§ Task description:
Read the lines below. Copy out any that hold the string "年版JC".

§ Provided data:
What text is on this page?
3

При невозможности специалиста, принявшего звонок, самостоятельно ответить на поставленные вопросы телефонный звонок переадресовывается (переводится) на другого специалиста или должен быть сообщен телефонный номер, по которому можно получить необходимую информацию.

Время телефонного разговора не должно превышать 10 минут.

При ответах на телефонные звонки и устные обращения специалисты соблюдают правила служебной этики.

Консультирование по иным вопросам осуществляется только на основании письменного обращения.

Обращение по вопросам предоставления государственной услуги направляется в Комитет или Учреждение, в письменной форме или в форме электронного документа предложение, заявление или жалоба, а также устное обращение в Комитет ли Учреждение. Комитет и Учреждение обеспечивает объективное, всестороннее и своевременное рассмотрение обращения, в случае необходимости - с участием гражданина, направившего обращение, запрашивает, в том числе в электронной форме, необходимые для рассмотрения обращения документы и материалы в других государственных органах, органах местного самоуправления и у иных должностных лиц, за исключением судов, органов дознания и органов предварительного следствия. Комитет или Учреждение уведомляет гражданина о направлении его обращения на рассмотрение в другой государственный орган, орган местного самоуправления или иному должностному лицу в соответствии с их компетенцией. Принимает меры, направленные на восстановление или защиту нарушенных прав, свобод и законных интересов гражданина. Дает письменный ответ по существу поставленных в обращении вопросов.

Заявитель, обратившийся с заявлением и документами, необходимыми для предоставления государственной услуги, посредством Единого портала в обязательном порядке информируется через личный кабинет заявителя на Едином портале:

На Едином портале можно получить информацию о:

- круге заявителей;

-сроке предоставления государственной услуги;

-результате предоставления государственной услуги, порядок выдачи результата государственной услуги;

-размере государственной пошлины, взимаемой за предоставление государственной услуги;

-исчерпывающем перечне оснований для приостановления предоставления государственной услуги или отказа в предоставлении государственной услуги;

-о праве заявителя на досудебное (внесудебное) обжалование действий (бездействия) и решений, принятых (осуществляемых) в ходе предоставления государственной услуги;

* * *

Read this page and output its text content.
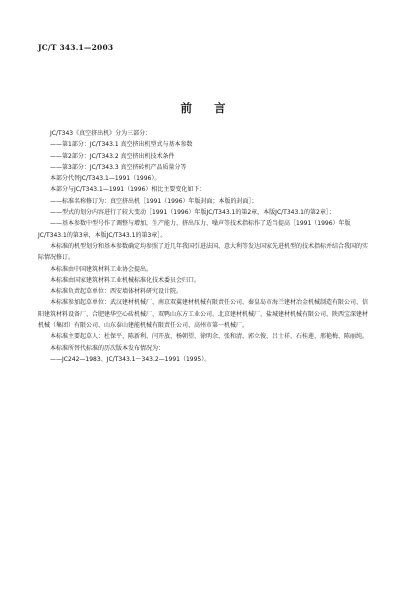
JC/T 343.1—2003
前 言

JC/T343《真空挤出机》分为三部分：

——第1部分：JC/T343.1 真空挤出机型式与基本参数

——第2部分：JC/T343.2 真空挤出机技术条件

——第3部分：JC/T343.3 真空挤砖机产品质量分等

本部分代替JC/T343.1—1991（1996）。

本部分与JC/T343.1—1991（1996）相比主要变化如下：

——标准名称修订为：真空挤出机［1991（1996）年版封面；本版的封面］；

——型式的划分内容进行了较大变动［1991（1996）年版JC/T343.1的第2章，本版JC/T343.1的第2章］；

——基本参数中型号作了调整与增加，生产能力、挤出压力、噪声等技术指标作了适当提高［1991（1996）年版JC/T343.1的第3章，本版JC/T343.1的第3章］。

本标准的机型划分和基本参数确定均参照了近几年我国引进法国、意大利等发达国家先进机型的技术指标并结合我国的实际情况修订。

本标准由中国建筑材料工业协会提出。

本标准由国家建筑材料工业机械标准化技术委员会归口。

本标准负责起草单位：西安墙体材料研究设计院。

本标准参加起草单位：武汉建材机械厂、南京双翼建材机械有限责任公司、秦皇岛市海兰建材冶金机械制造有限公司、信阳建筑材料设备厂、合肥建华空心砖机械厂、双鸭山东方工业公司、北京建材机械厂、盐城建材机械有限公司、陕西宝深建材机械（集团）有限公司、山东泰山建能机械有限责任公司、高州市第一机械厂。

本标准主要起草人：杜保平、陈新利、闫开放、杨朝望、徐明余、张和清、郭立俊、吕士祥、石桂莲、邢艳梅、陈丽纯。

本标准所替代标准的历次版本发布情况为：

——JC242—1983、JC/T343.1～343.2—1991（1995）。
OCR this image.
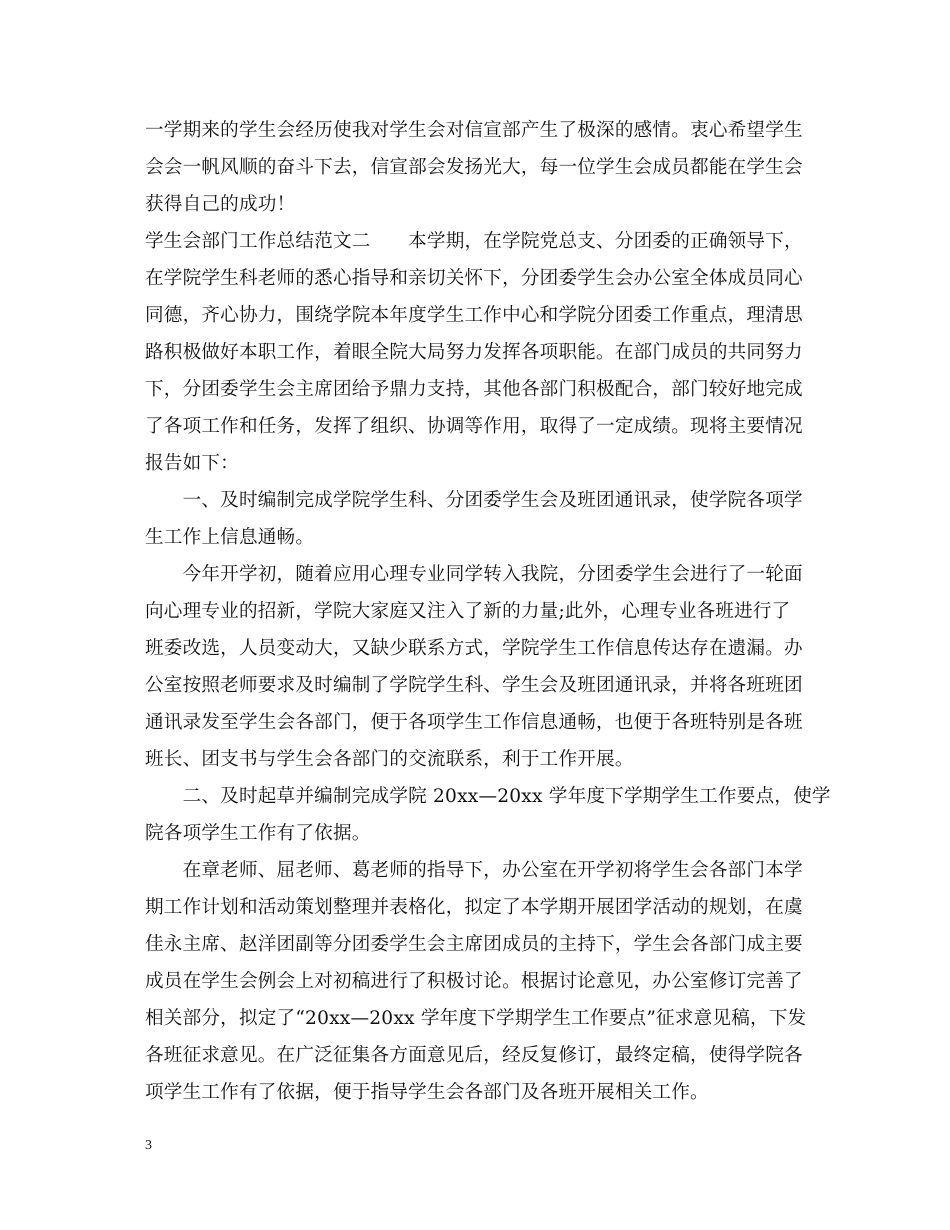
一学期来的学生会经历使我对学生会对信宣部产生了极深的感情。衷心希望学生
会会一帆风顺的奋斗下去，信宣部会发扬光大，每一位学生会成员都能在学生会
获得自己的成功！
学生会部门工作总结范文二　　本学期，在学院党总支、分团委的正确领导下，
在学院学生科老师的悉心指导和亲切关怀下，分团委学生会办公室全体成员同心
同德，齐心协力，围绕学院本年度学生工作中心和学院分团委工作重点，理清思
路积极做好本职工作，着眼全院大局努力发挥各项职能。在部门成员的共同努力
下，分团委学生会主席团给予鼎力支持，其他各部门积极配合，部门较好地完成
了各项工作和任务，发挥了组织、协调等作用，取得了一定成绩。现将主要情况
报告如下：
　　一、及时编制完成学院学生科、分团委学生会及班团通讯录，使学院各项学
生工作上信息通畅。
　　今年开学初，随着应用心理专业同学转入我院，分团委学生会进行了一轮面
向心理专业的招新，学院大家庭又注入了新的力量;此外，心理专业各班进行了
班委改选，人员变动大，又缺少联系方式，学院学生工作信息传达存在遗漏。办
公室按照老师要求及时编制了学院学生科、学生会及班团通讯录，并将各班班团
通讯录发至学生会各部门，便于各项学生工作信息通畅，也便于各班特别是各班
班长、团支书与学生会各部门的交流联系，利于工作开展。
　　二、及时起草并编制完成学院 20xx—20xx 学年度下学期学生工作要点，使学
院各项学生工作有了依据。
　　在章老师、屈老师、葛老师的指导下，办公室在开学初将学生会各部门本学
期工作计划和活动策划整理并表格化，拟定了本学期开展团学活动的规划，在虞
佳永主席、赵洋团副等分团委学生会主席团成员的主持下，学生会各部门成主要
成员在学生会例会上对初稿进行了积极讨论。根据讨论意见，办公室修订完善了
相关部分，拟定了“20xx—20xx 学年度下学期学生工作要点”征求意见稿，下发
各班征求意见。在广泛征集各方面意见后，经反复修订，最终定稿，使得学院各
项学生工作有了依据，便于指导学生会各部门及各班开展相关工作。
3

--

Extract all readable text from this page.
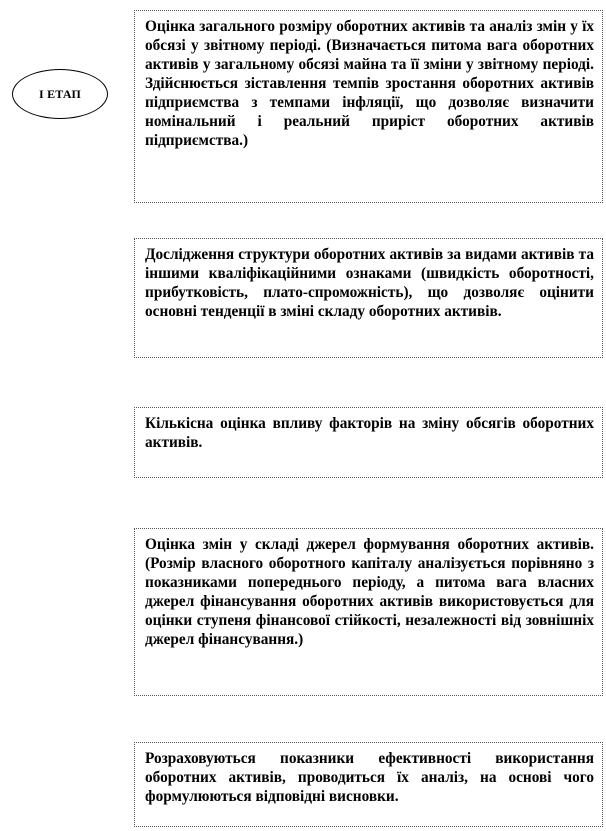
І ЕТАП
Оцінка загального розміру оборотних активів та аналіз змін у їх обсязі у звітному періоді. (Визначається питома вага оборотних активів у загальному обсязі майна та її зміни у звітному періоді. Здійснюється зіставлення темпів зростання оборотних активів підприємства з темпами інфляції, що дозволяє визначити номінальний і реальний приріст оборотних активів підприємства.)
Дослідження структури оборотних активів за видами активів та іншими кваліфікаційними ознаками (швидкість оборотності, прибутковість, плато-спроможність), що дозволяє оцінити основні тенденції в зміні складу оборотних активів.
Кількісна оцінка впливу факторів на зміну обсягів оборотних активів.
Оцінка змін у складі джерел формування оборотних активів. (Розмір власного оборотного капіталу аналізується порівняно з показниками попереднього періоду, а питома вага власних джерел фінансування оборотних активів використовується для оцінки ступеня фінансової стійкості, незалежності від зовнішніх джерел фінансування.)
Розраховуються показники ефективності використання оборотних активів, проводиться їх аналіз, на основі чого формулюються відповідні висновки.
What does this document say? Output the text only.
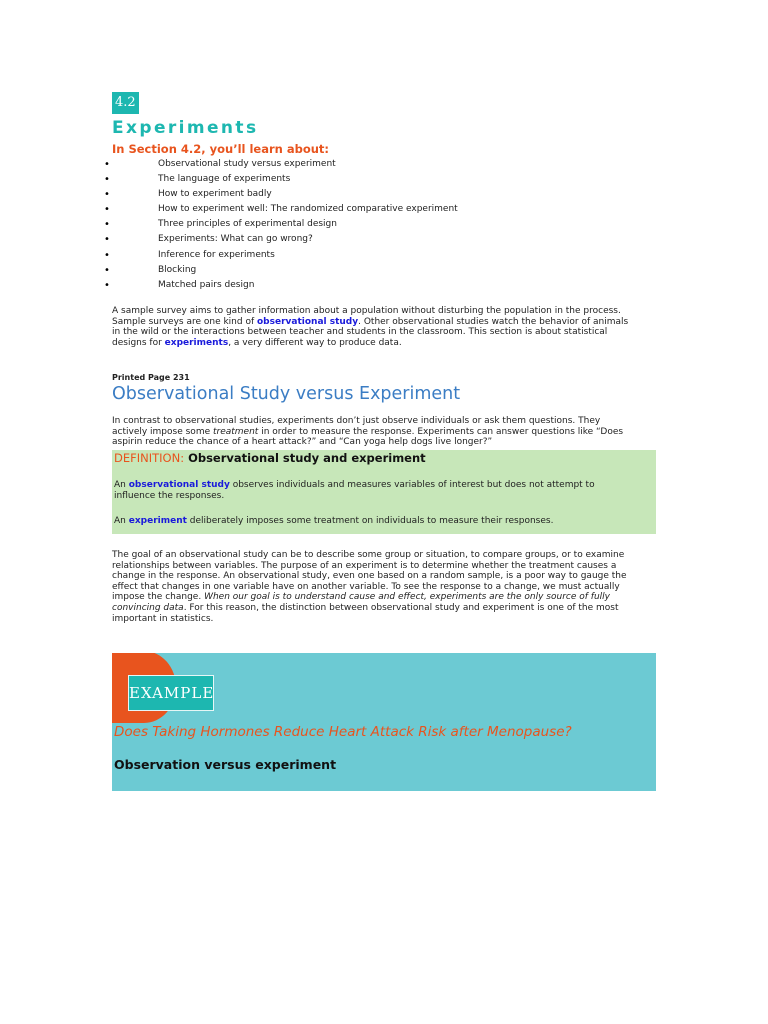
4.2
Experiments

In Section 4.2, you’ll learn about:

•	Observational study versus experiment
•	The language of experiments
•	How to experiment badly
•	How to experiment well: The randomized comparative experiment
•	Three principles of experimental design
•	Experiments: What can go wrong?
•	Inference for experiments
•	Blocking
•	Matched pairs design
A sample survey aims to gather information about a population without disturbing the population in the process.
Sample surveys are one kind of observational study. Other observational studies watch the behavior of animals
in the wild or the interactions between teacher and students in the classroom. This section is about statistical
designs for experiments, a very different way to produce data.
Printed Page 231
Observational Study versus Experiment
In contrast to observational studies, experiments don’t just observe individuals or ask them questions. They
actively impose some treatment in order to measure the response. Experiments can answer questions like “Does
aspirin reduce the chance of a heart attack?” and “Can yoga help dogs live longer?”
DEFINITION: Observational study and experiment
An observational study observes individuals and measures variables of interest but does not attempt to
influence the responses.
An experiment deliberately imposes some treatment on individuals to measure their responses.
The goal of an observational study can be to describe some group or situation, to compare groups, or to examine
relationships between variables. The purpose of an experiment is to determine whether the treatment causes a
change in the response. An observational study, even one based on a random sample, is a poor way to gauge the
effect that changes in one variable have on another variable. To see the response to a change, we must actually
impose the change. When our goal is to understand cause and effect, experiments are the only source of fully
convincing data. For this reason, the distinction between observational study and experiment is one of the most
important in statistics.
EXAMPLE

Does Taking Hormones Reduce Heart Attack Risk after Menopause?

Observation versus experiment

§ Output of the exercise:
——型式的划分内容进行了较大变动［1991（1996）年版JC/T343.1的第2章，本版JC/T343.1的第2章］；
——基本参数中型号作了调整与增加，生产能力、挤出压力、噪声等技术指标作了适当提高［1991（1996）年版JC/T343.1的第3章，本版JC/T343.1的第3章］。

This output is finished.